EXERCISE DESCRIPTION: Retype all of the data. Every line must match exactly.

Figure dataset records:
------------
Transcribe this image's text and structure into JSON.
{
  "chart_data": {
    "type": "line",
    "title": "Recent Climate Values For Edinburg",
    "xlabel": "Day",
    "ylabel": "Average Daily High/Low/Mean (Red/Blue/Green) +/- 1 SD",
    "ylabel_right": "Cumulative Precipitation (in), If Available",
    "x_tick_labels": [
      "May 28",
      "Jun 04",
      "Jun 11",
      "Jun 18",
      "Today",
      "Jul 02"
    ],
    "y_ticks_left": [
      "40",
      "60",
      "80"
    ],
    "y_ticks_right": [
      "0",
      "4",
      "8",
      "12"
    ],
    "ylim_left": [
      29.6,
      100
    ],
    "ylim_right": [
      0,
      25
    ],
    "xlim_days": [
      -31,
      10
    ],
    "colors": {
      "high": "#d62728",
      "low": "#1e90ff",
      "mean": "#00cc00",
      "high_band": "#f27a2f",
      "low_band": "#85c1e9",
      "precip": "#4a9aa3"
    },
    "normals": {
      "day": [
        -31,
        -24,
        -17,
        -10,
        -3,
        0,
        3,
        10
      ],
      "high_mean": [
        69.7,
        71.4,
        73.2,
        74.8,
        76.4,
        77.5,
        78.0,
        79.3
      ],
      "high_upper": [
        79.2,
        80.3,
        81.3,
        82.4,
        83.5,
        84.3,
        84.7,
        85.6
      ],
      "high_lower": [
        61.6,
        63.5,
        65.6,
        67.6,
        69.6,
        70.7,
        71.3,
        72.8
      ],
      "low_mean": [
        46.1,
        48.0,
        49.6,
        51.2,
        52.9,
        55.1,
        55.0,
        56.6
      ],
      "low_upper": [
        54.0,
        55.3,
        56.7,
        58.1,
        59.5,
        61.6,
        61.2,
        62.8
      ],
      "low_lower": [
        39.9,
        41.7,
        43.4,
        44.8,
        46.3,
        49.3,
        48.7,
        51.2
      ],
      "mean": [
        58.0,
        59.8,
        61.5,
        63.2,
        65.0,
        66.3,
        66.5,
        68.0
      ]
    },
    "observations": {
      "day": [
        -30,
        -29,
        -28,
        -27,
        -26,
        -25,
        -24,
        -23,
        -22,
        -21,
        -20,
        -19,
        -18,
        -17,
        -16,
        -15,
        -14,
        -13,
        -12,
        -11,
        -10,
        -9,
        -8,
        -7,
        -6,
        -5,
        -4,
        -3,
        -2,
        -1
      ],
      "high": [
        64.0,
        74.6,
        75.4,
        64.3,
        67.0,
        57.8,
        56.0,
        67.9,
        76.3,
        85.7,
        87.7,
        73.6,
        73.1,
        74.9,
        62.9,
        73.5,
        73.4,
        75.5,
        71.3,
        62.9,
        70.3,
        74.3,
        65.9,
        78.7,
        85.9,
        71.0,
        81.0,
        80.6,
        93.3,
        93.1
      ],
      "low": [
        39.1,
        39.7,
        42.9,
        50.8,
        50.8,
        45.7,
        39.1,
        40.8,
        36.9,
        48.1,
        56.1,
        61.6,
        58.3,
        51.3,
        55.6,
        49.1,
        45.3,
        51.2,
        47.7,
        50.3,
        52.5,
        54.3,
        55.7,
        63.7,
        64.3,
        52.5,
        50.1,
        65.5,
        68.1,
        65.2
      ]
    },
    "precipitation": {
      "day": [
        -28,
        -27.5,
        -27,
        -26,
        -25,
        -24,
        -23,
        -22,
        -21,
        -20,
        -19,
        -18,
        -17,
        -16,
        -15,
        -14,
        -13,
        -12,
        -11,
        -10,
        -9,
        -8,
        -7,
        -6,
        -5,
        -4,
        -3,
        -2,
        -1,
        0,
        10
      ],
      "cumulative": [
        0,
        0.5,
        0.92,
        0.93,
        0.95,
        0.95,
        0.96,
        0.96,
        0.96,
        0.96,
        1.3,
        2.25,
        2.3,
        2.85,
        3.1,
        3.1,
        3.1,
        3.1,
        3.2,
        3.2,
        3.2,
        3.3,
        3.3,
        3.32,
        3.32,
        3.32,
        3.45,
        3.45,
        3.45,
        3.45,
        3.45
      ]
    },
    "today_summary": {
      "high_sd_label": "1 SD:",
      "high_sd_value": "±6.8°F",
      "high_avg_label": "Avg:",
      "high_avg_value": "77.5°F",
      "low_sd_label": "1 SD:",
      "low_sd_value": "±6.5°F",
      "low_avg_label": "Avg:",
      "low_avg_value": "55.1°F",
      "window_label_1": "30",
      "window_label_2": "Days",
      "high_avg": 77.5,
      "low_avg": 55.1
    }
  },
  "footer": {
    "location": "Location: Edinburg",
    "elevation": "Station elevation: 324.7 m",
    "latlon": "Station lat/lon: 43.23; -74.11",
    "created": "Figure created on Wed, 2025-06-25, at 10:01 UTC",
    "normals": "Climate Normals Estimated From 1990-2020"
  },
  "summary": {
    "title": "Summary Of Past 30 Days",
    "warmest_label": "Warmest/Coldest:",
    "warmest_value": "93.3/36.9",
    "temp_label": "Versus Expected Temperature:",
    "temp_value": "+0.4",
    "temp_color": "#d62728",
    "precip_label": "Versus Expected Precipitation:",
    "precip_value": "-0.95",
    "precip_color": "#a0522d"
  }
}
------------
WORKED ANSWER:
Transcribe this image's text and structure into JSON.
{
  "chart_data": {
    "type": "line",
    "title": "Recent Climate Values For Edinburg",
    "xlabel": "Day",
    "ylabel": "Average Daily High/Low/Mean (Red/Blue/Green) +/- 1 SD",
    "ylabel_right": "Cumulative Precipitation (in), If Available",
    "x_tick_labels": [
      "May 28",
      "Jun 04",
      "Jun 11",
      "Jun 18",
      "Today",
      "Jul 02"
    ],
    "y_ticks_left": [
      "40",
      "60",
      "80"
    ],
    "y_ticks_right": [
      "0",
      "4",
      "8",
      "12"
    ],
    "ylim_left": [
      29.6,
      100
    ],
    "ylim_right": [
      0,
      25
    ],
    "xlim_days": [
      -31,
      10
    ],
    "colors": {
      "high": "#d62728",
      "low": "#1e90ff",
      "mean": "#00cc00",
      "high_band": "#f27a2f",
      "low_band": "#85c1e9",
      "precip": "#4a9aa3"
    },
    "normals": {
      "day": [
        -31,
        -24,
        -17,
        -10,
        -3,
        0,
        3,
        10
      ],
      "high_mean": [
        69.7,
        71.4,
        73.2,
        74.8,
        76.4,
        77.5,
        78.0,
        79.3
      ],
      "high_upper": [
        79.2,
        80.3,
        81.3,
        82.4,
        83.5,
        84.3,
        84.7,
        85.6
      ],
      "high_lower": [
        61.6,
        63.5,
        65.6,
        67.6,
        69.6,
        70.7,
        71.3,
        72.8
      ],
      "low_mean": [
        46.1,
        48.0,
        49.6,
        51.2,
        52.9,
        55.1,
        55.0,
        56.6
      ],
      "low_upper": [
        54.0,
        55.3,
        56.7,
        58.1,
        59.5,
        61.6,
        61.2,
        62.8
      ],
      "low_lower": [
        39.9,
        41.7,
        43.4,
        44.8,
        46.3,
        49.3,
        48.7,
        51.2
      ],
      "mean": [
        58.0,
        59.8,
        61.5,
        63.2,
        65.0,
        66.3,
        66.5,
        68.0
      ]
    },
    "observations": {
      "day": [
        -30,
        -29,
        -28,
        -27,
        -26,
        -25,
        -24,
        -23,
        -22,
        -21,
        -20,
        -19,
        -18,
        -17,
        -16,
        -15,
        -14,
        -13,
        -12,
        -11,
        -10,
        -9,
        -8,
        -7,
        -6,
        -5,
        -4,
        -3,
        -2,
        -1
      ],
      "high": [
        64.0,
        74.6,
        75.4,
        64.3,
        67.0,
        57.8,
        56.0,
        67.9,
        76.3,
        85.7,
        87.7,
        73.6,
        73.1,
        74.9,
        62.9,
        73.5,
        73.4,
        75.5,
        71.3,
        62.9,
        70.3,
        74.3,
        65.9,
        78.7,
        85.9,
        71.0,
        81.0,
        80.6,
        93.3,
        93.1
      ],
      "low": [
        39.1,
        39.7,
        42.9,
        50.8,
        50.8,
        45.7,
        39.1,
        40.8,
        36.9,
        48.1,
        56.1,
        61.6,
        58.3,
        51.3,
        55.6,
        49.1,
        45.3,
        51.2,
        47.7,
        50.3,
        52.5,
        54.3,
        55.7,
        63.7,
        64.3,
        52.5,
        50.1,
        65.5,
        68.1,
        65.2
      ]
    },
    "precipitation": {
      "day": [
        -28,
        -27.5,
        -27,
        -26,
        -25,
        -24,
        -23,
        -22,
        -21,
        -20,
        -19,
        -18,
        -17,
        -16,
        -15,
        -14,
        -13,
        -12,
        -11,
        -10,
        -9,
        -8,
        -7,
        -6,
        -5,
        -4,
        -3,
        -2,
        -1,
        0,
        10
      ],
      "cumulative": [
        0,
        0.5,
        0.92,
        0.93,
        0.95,
        0.95,
        0.96,
        0.96,
        0.96,
        0.96,
        1.3,
        2.25,
        2.3,
        2.85,
        3.1,
        3.1,
        3.1,
        3.1,
        3.2,
        3.2,
        3.2,
        3.3,
        3.3,
        3.32,
        3.32,
        3.32,
        3.45,
        3.45,
        3.45,
        3.45,
        3.45
      ]
    },
    "today_summary": {
      "high_sd_label": "1 SD:",
      "high_sd_value": "±6.8°F",
      "high_avg_label": "Avg:",
      "high_avg_value": "77.5°F",
      "low_sd_label": "1 SD:",
      "low_sd_value": "±6.5°F",
      "low_avg_label": "Avg:",
      "low_avg_value": "55.1°F",
      "window_label_1": "30",
      "window_label_2": "Days",
      "high_avg": 77.5,
      "low_avg": 55.1
    }
  },
  "footer": {
    "location": "Location: Edinburg",
    "elevation": "Station elevation: 324.7 m",
    "latlon": "Station lat/lon: 43.23; -74.11",
    "created": "Figure created on Wed, 2025-06-25, at 10:01 UTC",
    "normals": "Climate Normals Estimated From 1990-2020"
  },
  "summary": {
    "title": "Summary Of Past 30 Days",
    "warmest_label": "Warmest/Coldest:",
    "warmest_value": "93.3/36.9",
    "temp_label": "Versus Expected Temperature:",
    "temp_value": "+0.4",
    "temp_color": "#d62728",
    "precip_label": "Versus Expected Precipitation:",
    "precip_value": "-0.95",
    "precip_color": "#a0522d"
  }
}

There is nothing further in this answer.